» **ENTRIES SUPPLIED**
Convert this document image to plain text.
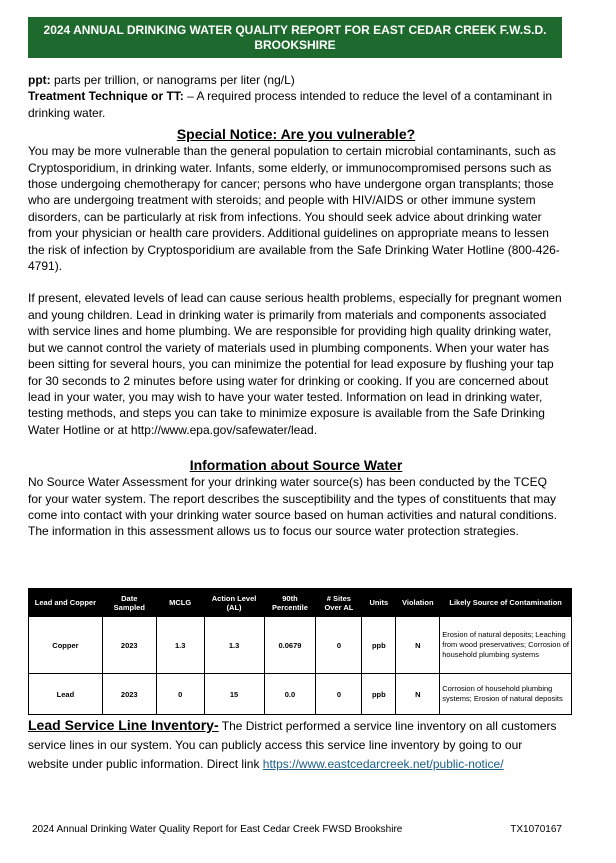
2024 ANNUAL DRINKING WATER QUALITY REPORT FOR EAST CEDAR CREEK F.W.S.D. BROOKSHIRE

ppt: parts per trillion, or nanograms per liter (ng/L)

Treatment Technique or TT: – A required process intended to reduce the level of a contaminant in drinking water.

Special Notice: Are you vulnerable?

You may be more vulnerable than the general population to certain microbial contaminants, such as Cryptosporidium, in drinking water. Infants, some elderly, or immunocompromised persons such as those undergoing chemotherapy for cancer; persons who have undergone organ transplants; those who are undergoing treatment with steroids; and people with HIV/AIDS or other immune system disorders, can be particularly at risk from infections. You should seek advice about drinking water from your physician or health care providers. Additional guidelines on appropriate means to lessen the risk of infection by Cryptosporidium are available from the Safe Drinking Water Hotline (800-426-4791).

If present, elevated levels of lead can cause serious health problems, especially for pregnant women and young children. Lead in drinking water is primarily from materials and components associated with service lines and home plumbing. We are responsible for providing high quality drinking water, but we cannot control the variety of materials used in plumbing components. When your water has been sitting for several hours, you can minimize the potential for lead exposure by flushing your tap for 30 seconds to 2 minutes before using water for drinking or cooking. If you are concerned about lead in your water, you may wish to have your water tested. Information on lead in drinking water, testing methods, and steps you can take to minimize exposure is available from the Safe Drinking Water Hotline or at http://www.epa.gov/safewater/lead.

Information about Source Water

No Source Water Assessment for your drinking water source(s) has been conducted by the TCEQ for your water system. The report describes the susceptibility and the types of constituents that may come into contact with your drinking water source based on human activities and natural conditions. The information in this assessment allows us to focus our source water protection strategies.

Lead and Copper	Date Sampled	MCLG	Action Level (AL)	90th Percentile	# Sites Over AL	Units	Violation	Likely Source of Contamination
Copper	2023	1.3	1.3	0.0679	0	ppb	N	Erosion of natural deposits; Leaching from wood preservatives; Corrosion of household plumbing systems
Lead	2023	0	15	0.0	0	ppb	N	Corrosion of household plumbing systems; Erosion of natural deposits
Lead Service Line Inventory- The District performed a service line inventory on all customers service lines in our system. You can publicly access this service line inventory by going to our website under public information. Direct link https://www.eastcedarcreek.net/public-notice/
2024 Annual Drinking Water Quality Report for East Cedar Creek FWSD Brookshire	TX1070167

» **WHAT IS BEING ASKED**
Copy out each line in the preceding records that contains "Corrosion".

» **FULL ANSWER**
Copper	2023	1.3	1.3	0.0679	0	ppb	N	Erosion of natural deposits; Leaching from wood preservatives; Corrosion of household plumbing systems
Lead	2023	0	15	0.0	0	ppb	N	Corrosion of household plumbing systems; Erosion of natural deposits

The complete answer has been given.